## Begin Records for processing

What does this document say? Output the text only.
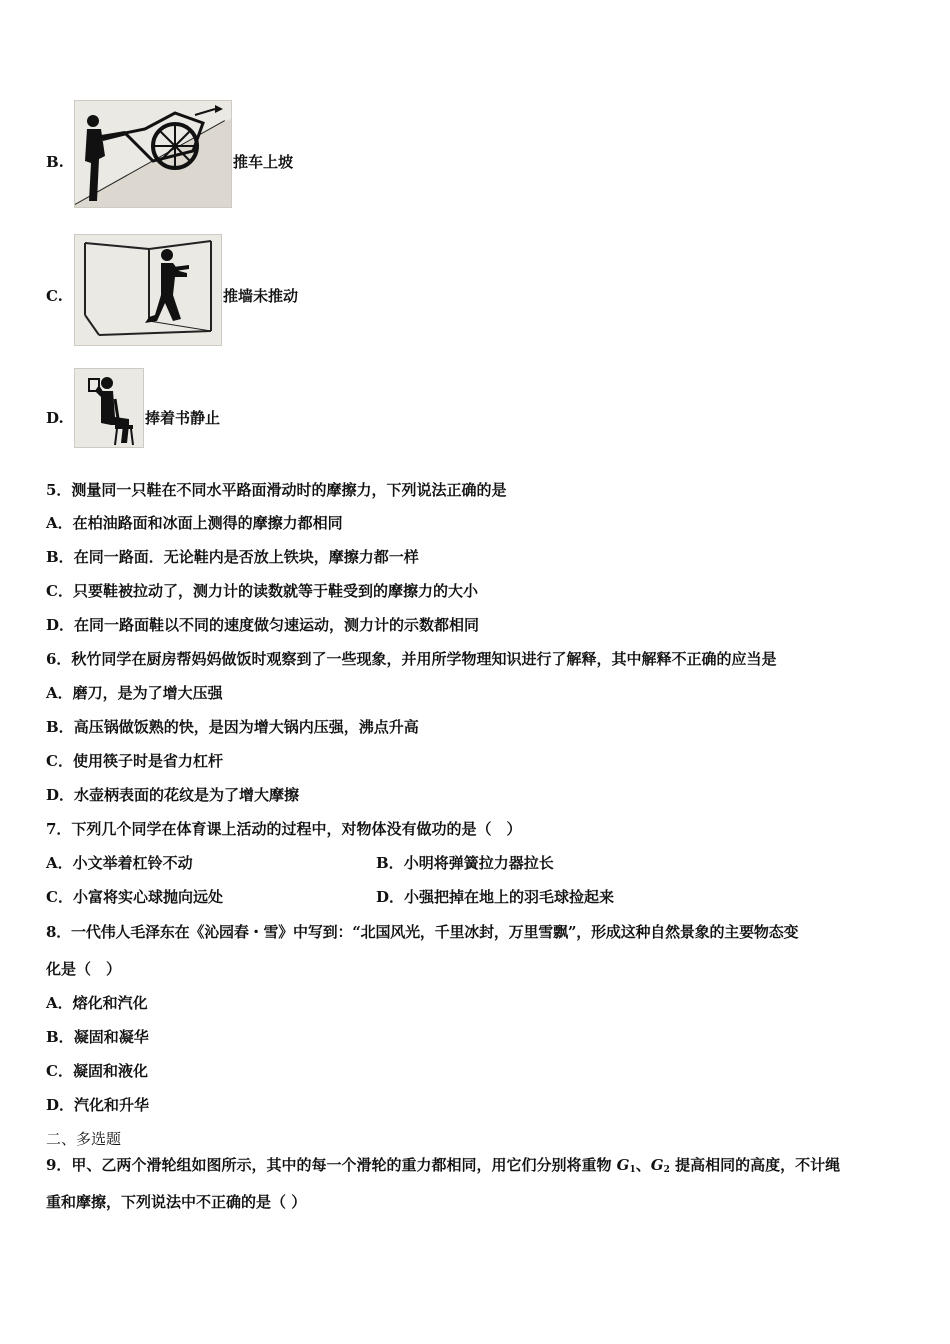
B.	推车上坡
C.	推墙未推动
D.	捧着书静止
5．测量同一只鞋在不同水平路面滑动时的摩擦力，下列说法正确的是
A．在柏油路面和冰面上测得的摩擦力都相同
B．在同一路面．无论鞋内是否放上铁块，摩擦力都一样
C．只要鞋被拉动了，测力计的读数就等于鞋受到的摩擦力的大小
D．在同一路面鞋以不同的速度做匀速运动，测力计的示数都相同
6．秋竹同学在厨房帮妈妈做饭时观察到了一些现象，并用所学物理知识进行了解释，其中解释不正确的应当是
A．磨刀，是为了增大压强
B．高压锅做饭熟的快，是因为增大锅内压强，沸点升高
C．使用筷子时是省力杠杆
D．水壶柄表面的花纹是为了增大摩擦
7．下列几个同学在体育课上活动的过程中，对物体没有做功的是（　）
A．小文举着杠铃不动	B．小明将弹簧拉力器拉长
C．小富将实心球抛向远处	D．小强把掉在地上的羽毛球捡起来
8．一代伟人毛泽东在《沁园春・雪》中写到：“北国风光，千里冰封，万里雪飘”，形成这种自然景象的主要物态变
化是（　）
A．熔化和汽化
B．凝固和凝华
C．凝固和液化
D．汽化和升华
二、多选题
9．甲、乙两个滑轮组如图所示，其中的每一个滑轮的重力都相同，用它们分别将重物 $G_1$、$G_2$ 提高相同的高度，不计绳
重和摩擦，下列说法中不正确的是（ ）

## End Records for processing

What this task involves: Reproduce the listing exactly. Leave its pictures out.

Written reply:
What does this document say? Output the text only.
B.	推车上坡
C.	推墙未推动
D.	捧着书静止
5．测量同一只鞋在不同水平路面滑动时的摩擦力，下列说法正确的是
A．在柏油路面和冰面上测得的摩擦力都相同
B．在同一路面．无论鞋内是否放上铁块，摩擦力都一样
C．只要鞋被拉动了，测力计的读数就等于鞋受到的摩擦力的大小
D．在同一路面鞋以不同的速度做匀速运动，测力计的示数都相同
6．秋竹同学在厨房帮妈妈做饭时观察到了一些现象，并用所学物理知识进行了解释，其中解释不正确的应当是
A．磨刀，是为了增大压强
B．高压锅做饭熟的快，是因为增大锅内压强，沸点升高
C．使用筷子时是省力杠杆
D．水壶柄表面的花纹是为了增大摩擦
7．下列几个同学在体育课上活动的过程中，对物体没有做功的是（　）
A．小文举着杠铃不动	B．小明将弹簧拉力器拉长
C．小富将实心球抛向远处	D．小强把掉在地上的羽毛球捡起来
8．一代伟人毛泽东在《沁园春・雪》中写到：“北国风光，千里冰封，万里雪飘”，形成这种自然景象的主要物态变
化是（　）
A．熔化和汽化
B．凝固和凝华
C．凝固和液化
D．汽化和升华
二、多选题
9．甲、乙两个滑轮组如图所示，其中的每一个滑轮的重力都相同，用它们分别将重物 $G_1$、$G_2$ 提高相同的高度，不计绳
重和摩擦，下列说法中不正确的是（ ）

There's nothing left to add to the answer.